= Set task =
In the material below, find all lines with the string "Operating" and copy them.

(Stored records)
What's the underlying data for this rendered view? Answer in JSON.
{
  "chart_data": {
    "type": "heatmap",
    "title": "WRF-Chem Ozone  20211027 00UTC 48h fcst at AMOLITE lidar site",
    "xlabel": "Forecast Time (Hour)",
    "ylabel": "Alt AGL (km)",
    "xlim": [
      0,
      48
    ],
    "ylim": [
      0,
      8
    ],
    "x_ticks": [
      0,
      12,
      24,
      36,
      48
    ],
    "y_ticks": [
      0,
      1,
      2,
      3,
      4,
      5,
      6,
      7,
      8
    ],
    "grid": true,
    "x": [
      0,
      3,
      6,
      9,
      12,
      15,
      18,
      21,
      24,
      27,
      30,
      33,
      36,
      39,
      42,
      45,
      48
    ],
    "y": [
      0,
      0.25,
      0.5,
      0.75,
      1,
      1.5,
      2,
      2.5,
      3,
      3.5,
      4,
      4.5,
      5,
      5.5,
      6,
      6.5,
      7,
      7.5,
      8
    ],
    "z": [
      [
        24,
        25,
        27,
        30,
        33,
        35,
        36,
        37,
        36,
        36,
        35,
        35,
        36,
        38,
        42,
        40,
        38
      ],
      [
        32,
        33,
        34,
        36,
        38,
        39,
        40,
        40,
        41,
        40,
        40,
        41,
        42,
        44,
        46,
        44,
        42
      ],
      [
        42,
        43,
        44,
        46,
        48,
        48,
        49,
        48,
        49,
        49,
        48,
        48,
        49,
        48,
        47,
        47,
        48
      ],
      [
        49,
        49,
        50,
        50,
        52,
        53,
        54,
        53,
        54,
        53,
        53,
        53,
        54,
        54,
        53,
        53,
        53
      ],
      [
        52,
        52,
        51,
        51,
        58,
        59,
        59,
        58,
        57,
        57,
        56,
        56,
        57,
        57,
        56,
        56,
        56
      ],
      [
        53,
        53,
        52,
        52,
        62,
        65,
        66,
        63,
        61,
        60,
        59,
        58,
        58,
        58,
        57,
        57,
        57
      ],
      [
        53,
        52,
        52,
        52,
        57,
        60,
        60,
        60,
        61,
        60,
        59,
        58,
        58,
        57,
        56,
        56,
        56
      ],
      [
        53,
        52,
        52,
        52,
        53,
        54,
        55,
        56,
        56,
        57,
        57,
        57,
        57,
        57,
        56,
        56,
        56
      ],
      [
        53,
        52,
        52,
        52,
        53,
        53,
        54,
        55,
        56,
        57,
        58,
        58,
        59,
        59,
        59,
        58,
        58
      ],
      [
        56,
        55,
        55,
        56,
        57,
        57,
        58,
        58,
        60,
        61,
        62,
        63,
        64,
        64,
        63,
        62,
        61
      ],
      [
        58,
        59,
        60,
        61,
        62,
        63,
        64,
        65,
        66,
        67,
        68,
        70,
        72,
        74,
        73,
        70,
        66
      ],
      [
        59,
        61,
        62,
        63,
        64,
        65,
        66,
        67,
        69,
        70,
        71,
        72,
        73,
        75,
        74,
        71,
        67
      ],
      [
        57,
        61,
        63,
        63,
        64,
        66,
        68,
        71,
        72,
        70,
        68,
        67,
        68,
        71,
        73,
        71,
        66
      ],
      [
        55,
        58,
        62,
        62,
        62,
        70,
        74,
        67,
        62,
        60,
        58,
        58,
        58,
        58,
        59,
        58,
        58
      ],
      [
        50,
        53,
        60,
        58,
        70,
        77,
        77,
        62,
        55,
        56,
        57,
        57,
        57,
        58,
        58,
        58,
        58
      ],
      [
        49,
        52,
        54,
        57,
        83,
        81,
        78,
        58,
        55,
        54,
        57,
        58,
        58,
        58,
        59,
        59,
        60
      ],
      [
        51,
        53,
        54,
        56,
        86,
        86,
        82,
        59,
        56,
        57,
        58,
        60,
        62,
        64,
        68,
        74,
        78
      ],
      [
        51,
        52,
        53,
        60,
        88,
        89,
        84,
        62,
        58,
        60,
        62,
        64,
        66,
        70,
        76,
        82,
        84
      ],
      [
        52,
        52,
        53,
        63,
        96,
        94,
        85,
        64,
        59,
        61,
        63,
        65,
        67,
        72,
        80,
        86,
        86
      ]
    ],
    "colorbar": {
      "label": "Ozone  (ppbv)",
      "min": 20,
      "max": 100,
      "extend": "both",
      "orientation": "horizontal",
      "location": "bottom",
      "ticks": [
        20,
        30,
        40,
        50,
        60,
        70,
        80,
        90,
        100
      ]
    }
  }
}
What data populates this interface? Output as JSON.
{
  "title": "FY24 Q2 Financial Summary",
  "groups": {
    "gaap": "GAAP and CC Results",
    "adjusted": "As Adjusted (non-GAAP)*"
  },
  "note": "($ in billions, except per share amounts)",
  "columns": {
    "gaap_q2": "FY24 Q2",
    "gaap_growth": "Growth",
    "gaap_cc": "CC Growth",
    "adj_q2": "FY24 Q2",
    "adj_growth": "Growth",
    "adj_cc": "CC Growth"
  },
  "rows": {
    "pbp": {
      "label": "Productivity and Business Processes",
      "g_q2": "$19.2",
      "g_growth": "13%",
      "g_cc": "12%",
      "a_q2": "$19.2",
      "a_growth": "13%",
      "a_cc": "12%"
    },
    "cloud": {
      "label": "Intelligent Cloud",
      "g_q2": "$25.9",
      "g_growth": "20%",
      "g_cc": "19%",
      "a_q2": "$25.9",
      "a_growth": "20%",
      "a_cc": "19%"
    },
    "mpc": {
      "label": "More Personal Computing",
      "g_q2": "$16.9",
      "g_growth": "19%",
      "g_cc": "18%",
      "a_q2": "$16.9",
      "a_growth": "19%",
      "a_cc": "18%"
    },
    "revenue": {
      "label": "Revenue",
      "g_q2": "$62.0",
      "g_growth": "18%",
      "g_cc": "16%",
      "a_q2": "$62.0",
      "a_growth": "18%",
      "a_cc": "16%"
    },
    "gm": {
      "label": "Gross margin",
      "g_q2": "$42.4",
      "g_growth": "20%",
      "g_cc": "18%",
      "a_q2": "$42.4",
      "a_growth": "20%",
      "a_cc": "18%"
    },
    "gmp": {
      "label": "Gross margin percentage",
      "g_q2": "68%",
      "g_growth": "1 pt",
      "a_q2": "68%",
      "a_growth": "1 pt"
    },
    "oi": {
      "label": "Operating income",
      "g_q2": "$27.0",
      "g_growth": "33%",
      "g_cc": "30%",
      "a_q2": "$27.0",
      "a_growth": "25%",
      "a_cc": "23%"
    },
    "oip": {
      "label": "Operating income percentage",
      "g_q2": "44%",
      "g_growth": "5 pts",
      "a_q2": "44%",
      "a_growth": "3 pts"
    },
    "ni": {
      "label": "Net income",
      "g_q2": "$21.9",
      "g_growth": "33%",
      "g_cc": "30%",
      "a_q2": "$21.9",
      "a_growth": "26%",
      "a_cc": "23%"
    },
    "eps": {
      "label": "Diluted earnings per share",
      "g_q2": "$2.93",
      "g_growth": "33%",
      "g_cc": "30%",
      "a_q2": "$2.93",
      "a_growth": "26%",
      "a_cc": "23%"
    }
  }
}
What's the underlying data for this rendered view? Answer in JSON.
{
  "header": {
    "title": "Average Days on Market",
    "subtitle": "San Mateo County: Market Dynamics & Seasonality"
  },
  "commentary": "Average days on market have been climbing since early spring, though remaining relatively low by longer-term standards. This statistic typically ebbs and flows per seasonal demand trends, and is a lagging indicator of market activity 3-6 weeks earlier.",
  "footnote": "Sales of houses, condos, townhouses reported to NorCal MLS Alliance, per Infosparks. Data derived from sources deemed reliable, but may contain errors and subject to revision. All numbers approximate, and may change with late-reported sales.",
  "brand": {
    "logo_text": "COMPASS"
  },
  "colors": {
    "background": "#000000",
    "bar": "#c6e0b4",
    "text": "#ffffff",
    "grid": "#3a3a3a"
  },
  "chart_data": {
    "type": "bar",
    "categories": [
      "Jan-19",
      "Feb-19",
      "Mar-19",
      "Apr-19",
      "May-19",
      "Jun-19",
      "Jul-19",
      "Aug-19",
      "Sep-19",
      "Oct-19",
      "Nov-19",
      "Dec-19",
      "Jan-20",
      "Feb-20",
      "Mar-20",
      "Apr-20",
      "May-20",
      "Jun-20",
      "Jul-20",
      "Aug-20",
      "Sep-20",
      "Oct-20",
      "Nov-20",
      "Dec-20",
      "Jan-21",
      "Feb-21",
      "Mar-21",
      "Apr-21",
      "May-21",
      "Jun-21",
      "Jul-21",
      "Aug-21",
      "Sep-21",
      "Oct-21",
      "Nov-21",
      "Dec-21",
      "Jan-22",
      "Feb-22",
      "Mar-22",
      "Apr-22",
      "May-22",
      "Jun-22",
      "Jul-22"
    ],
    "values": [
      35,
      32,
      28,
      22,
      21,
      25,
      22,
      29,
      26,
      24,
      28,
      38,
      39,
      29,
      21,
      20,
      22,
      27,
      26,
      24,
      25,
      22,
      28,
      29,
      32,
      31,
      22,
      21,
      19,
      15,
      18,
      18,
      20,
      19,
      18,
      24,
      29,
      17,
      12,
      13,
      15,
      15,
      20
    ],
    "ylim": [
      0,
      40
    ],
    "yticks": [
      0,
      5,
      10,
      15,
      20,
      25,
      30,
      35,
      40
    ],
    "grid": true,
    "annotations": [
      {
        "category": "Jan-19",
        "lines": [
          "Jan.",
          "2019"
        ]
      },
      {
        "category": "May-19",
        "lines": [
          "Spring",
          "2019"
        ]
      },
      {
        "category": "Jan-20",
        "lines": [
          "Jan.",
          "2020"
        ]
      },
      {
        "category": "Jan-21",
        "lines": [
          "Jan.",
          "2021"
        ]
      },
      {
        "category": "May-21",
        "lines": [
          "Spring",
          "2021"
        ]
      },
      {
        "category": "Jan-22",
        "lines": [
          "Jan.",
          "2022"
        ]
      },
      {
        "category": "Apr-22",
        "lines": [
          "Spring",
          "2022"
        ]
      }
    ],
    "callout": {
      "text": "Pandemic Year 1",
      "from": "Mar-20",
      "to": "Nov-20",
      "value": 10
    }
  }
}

= Response to the task =
      "label": "Operating income",
      "label": "Operating income percentage",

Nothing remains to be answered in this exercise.